Written problem:
Go through the material below and report how many lines contain "First". Give only the number.

Provided data:
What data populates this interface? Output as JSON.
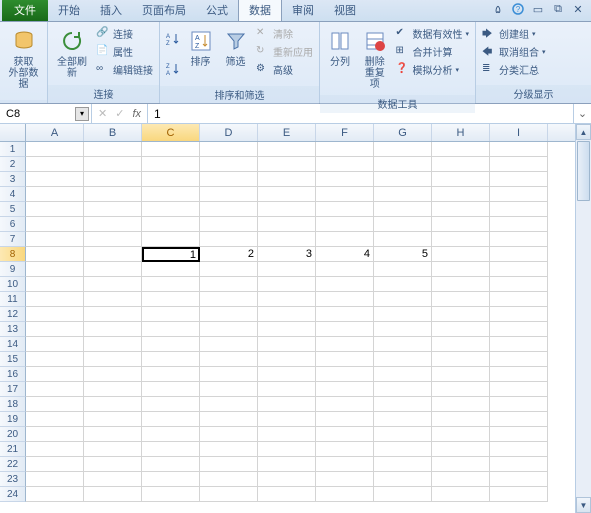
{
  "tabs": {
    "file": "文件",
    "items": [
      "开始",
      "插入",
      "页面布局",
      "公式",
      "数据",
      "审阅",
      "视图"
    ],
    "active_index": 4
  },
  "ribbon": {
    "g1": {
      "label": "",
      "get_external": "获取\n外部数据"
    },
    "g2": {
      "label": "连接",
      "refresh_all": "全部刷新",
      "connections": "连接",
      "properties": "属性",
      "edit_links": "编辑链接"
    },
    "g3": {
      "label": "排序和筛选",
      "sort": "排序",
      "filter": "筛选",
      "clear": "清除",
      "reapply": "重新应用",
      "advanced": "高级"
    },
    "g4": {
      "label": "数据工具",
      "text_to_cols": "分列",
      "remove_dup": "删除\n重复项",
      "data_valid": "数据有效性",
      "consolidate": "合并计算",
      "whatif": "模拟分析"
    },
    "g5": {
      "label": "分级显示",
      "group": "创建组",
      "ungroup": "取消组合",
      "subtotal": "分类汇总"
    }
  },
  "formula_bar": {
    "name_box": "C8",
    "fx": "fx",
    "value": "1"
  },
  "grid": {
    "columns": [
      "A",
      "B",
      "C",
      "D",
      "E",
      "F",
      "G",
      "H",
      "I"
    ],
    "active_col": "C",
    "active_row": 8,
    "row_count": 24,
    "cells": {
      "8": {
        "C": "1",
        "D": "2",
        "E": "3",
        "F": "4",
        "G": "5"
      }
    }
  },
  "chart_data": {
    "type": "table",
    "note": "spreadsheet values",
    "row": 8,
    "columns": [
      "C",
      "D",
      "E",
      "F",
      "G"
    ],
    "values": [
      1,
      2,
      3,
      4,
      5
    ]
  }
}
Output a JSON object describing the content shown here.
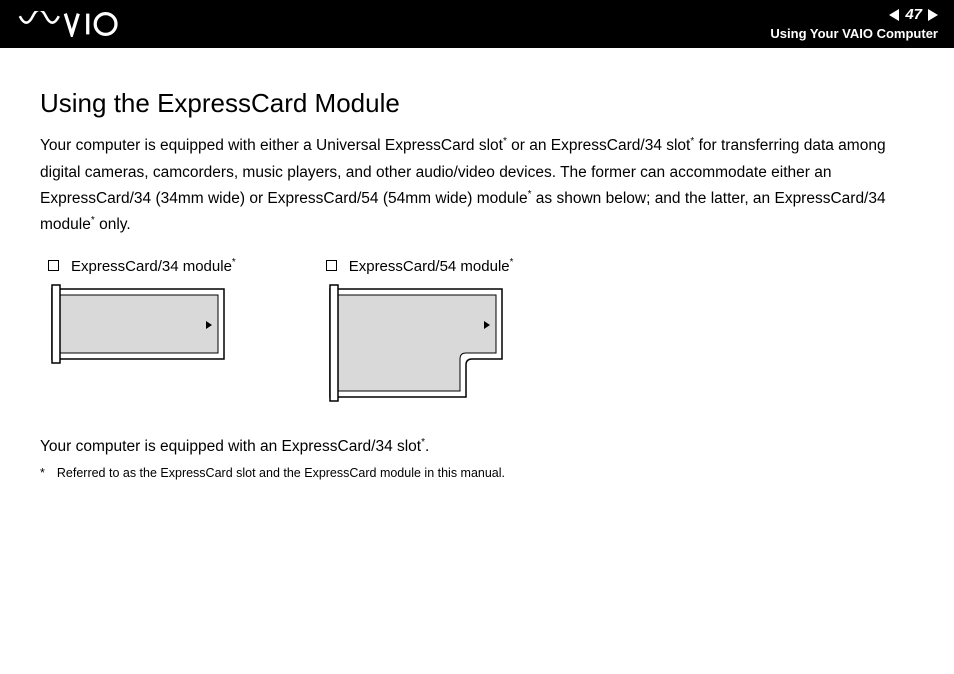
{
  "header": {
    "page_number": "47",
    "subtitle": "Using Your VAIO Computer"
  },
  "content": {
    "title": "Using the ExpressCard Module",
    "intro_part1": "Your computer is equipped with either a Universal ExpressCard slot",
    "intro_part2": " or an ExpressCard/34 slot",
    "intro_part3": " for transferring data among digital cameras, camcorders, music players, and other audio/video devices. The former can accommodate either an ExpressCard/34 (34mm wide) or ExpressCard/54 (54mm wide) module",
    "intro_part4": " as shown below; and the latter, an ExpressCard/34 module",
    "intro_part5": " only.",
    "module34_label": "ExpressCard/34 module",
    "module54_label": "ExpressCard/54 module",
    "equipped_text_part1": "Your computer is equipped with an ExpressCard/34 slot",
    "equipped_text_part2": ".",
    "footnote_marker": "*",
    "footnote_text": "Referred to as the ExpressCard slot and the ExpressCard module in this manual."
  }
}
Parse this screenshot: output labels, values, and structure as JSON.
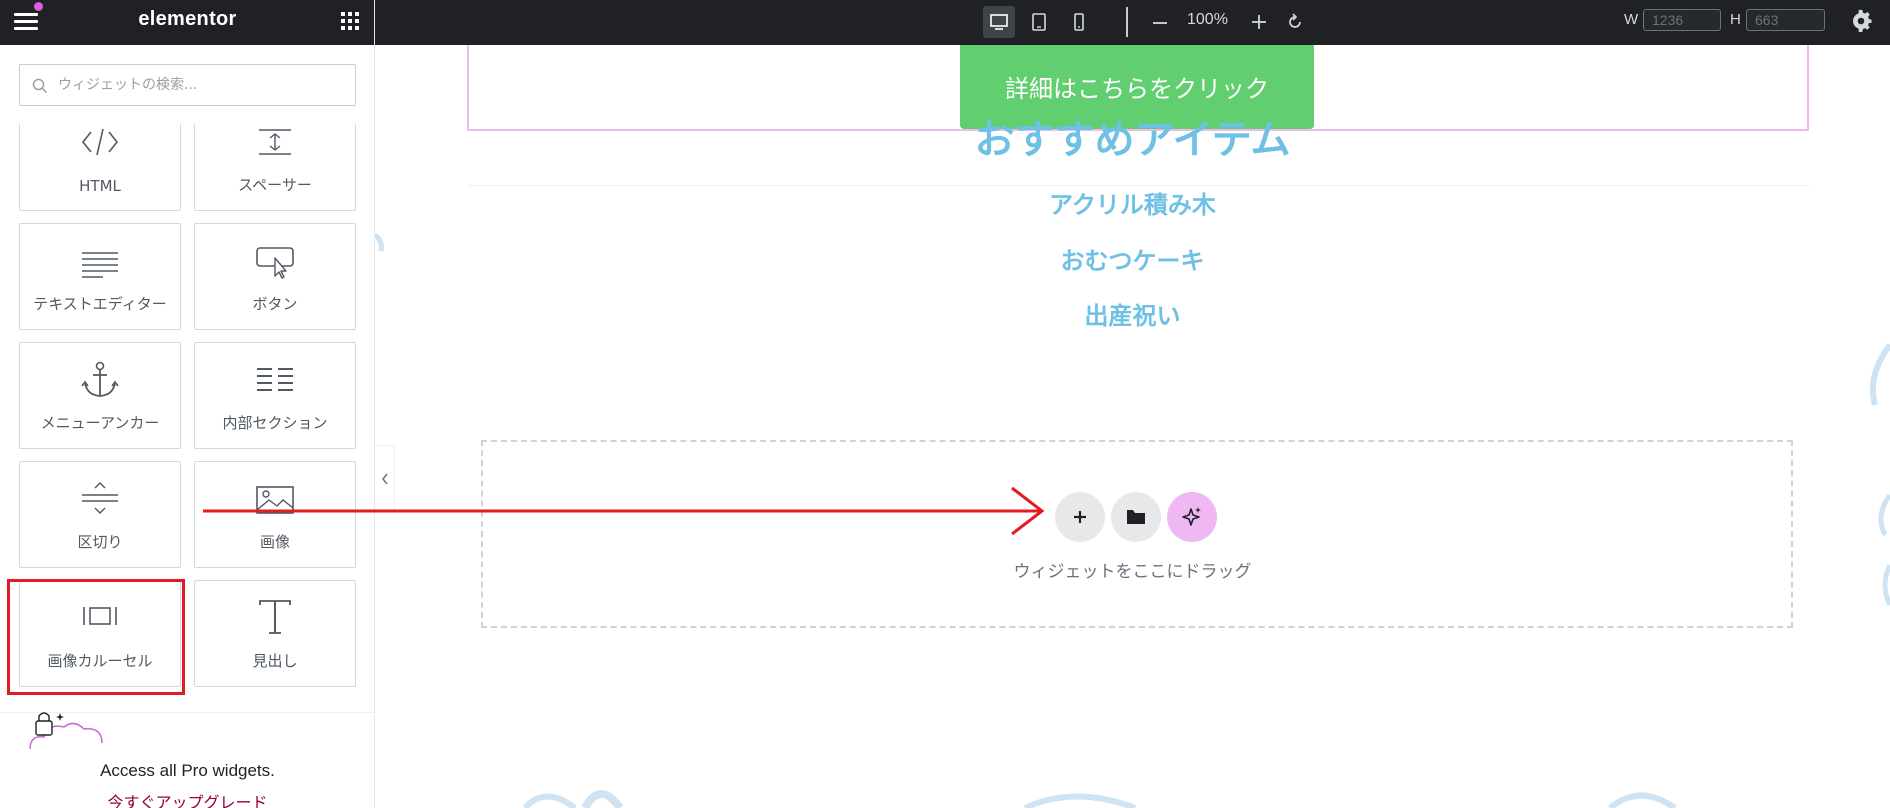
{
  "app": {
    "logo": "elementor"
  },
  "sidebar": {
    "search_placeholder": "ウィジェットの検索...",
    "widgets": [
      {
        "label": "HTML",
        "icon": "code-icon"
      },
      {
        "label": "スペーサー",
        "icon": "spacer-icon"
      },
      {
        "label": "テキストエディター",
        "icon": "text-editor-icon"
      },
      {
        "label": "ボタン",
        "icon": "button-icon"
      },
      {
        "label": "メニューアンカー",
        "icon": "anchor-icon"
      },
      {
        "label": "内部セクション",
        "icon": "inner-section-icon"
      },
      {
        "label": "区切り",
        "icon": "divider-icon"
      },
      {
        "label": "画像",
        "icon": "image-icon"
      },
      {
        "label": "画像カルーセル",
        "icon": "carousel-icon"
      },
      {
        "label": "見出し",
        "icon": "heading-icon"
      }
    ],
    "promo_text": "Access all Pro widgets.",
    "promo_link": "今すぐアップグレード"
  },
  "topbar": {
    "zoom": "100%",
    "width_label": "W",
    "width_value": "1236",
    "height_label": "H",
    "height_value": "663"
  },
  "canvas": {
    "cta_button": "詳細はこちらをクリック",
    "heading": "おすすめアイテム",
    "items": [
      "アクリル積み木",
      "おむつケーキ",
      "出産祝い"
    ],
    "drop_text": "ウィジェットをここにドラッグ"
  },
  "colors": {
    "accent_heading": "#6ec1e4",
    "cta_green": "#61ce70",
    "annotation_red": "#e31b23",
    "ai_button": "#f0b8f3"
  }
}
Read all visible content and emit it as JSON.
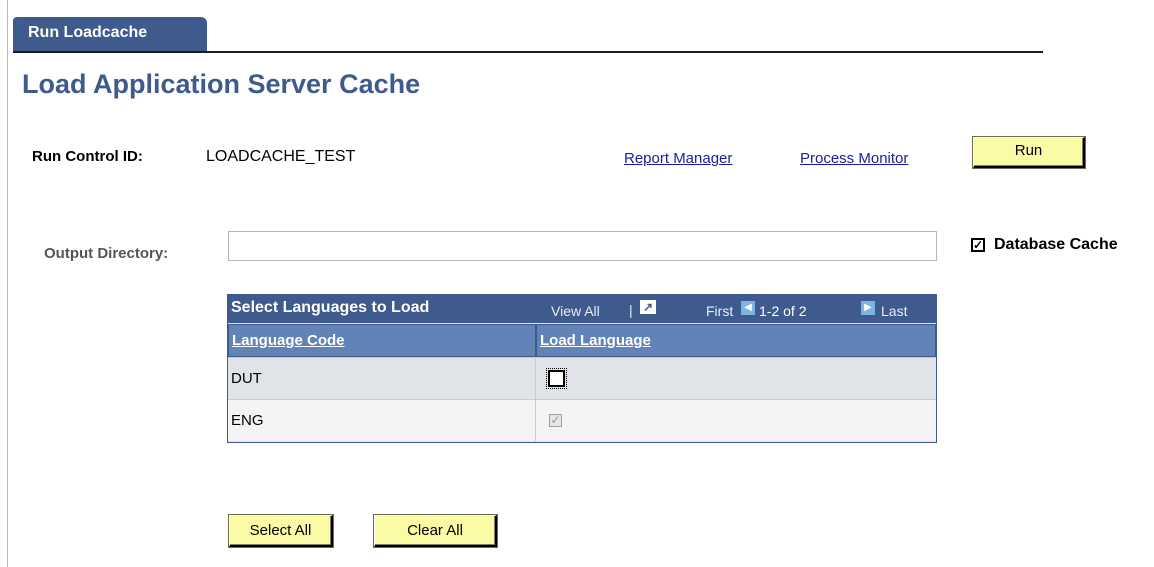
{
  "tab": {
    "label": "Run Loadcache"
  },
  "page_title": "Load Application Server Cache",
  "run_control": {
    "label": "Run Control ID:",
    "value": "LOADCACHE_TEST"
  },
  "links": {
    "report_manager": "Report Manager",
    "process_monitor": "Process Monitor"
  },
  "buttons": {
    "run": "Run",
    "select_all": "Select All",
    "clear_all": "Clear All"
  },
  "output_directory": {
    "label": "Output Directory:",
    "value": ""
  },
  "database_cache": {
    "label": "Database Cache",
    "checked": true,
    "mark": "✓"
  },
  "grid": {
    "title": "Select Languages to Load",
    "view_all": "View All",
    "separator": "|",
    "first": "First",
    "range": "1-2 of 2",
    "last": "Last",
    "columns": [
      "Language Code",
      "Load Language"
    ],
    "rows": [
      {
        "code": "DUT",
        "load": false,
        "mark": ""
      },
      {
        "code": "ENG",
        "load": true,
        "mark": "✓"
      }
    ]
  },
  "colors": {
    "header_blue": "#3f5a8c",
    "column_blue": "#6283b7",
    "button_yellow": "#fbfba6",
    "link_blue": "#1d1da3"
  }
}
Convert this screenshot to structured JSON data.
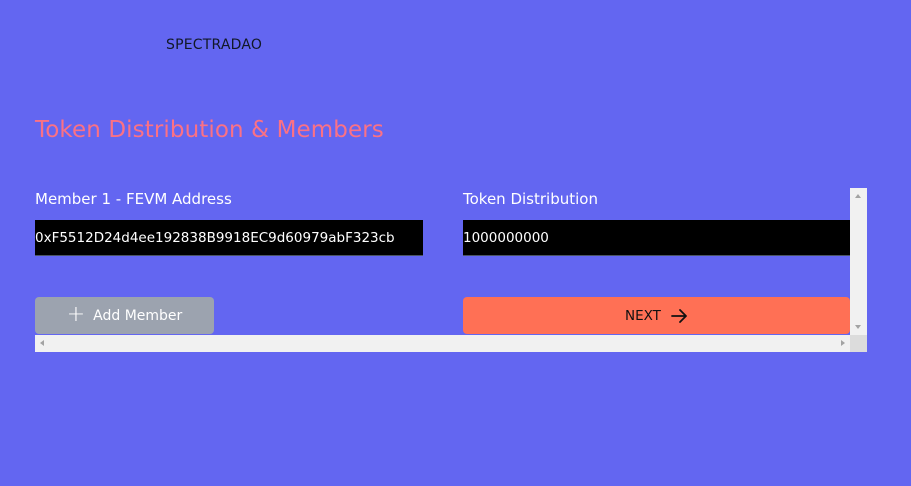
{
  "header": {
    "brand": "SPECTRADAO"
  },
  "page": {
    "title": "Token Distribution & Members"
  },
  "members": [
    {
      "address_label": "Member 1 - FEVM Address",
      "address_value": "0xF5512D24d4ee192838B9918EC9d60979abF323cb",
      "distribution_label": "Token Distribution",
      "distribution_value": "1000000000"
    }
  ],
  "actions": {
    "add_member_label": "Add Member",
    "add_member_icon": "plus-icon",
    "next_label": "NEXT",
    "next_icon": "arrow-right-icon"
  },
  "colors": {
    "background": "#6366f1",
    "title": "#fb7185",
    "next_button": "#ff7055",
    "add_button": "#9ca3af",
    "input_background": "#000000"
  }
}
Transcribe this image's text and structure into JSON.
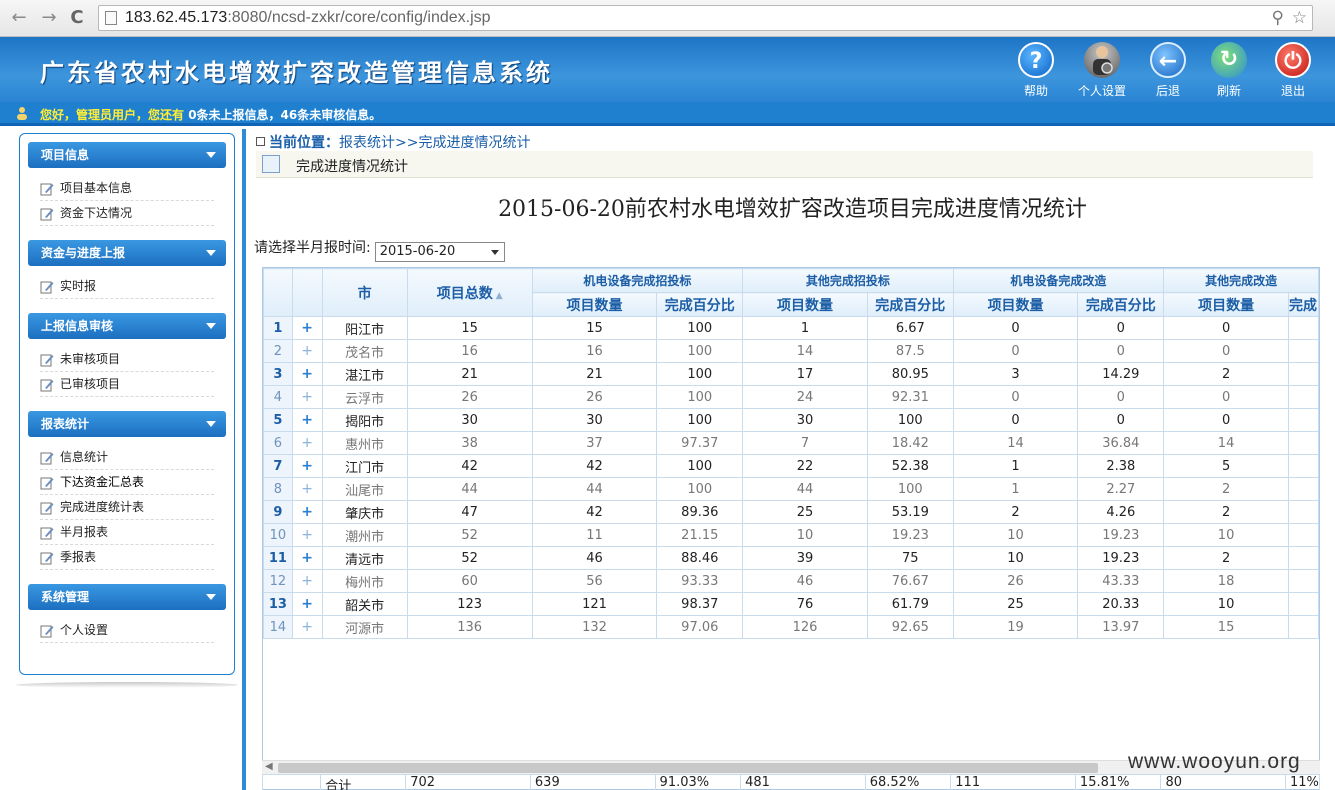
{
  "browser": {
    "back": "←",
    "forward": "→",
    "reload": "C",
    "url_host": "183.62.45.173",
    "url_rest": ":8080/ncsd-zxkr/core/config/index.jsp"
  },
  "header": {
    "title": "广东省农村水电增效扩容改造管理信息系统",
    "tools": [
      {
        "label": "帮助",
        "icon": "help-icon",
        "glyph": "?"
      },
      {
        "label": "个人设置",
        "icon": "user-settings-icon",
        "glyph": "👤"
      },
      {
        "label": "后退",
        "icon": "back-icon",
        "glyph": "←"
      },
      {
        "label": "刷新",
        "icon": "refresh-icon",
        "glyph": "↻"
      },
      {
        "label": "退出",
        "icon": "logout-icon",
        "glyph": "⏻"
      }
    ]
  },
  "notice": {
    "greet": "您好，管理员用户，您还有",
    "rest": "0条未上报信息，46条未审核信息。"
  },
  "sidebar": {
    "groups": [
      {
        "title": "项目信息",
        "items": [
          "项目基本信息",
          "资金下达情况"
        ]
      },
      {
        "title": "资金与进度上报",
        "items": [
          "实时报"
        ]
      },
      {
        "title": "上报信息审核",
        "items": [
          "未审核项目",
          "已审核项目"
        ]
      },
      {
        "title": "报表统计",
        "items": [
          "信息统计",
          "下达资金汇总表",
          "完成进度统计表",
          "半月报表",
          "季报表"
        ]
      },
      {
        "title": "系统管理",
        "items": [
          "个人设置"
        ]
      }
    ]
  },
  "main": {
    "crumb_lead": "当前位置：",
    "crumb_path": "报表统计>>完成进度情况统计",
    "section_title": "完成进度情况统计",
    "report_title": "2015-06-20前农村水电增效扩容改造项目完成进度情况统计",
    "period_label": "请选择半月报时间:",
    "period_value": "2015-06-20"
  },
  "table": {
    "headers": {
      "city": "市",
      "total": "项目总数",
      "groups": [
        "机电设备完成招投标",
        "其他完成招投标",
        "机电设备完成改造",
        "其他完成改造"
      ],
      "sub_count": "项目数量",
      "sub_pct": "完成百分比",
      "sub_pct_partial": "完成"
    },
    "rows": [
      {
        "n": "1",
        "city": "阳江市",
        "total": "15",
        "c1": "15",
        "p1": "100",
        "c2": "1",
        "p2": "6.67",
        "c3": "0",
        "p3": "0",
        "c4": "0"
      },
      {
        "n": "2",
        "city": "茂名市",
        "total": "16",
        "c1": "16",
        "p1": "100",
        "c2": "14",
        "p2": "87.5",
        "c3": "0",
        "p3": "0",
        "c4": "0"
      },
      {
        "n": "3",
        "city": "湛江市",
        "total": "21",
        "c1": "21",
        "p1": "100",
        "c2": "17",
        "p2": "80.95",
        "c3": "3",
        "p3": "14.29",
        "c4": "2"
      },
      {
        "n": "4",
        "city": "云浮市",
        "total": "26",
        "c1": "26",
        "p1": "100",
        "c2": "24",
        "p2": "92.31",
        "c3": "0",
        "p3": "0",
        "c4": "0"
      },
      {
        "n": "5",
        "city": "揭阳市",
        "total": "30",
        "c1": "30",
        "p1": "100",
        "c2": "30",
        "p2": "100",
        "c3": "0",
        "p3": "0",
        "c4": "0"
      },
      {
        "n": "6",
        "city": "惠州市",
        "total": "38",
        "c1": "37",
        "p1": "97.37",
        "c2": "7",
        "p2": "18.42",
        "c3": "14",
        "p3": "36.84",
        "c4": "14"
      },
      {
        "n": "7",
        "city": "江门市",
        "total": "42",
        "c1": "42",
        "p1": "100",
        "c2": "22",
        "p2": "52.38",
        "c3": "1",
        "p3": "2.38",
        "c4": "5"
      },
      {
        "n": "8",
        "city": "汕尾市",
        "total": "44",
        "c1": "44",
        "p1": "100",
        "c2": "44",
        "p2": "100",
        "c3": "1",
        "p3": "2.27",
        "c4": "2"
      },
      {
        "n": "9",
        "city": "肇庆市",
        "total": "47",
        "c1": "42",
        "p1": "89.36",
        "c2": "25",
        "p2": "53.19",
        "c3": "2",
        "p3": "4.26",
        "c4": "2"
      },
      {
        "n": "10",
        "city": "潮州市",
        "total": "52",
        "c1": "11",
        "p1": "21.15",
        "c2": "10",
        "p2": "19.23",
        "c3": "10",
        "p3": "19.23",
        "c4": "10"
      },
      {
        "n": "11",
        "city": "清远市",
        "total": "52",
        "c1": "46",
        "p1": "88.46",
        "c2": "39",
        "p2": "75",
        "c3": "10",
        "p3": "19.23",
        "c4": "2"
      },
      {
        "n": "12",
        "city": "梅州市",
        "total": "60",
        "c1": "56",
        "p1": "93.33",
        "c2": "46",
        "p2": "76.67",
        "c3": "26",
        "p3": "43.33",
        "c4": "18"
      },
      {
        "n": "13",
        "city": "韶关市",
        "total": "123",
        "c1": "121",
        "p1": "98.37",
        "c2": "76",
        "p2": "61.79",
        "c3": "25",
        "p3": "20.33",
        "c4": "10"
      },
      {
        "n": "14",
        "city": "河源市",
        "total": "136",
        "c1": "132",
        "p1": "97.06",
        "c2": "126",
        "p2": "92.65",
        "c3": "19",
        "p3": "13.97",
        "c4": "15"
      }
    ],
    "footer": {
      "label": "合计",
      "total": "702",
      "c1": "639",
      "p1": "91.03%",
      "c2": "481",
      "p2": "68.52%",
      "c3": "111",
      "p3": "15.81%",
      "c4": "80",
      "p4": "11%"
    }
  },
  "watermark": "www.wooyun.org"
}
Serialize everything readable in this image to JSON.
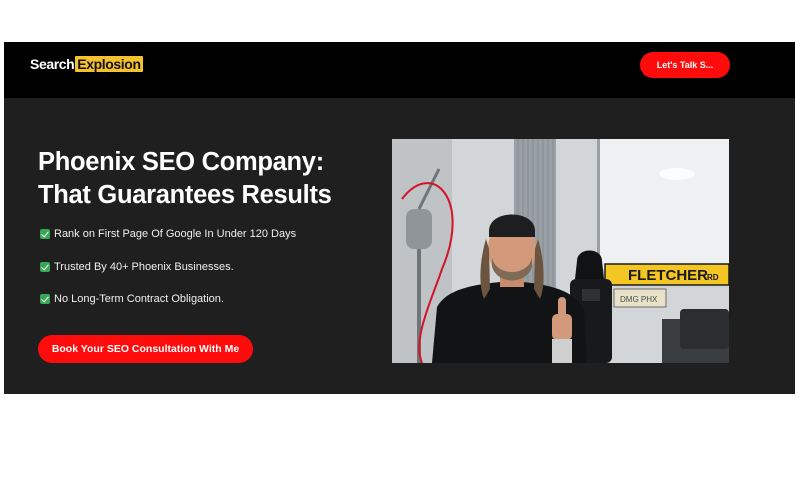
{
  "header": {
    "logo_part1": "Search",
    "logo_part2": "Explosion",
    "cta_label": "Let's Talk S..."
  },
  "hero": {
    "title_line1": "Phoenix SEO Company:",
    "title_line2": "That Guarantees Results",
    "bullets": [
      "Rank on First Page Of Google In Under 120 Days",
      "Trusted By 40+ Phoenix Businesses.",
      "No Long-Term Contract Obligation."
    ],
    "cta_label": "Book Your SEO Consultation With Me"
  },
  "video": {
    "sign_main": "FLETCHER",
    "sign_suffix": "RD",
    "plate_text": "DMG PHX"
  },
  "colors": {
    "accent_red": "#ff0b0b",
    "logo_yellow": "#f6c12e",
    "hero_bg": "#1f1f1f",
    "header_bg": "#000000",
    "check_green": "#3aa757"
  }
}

Response to this exercise:
2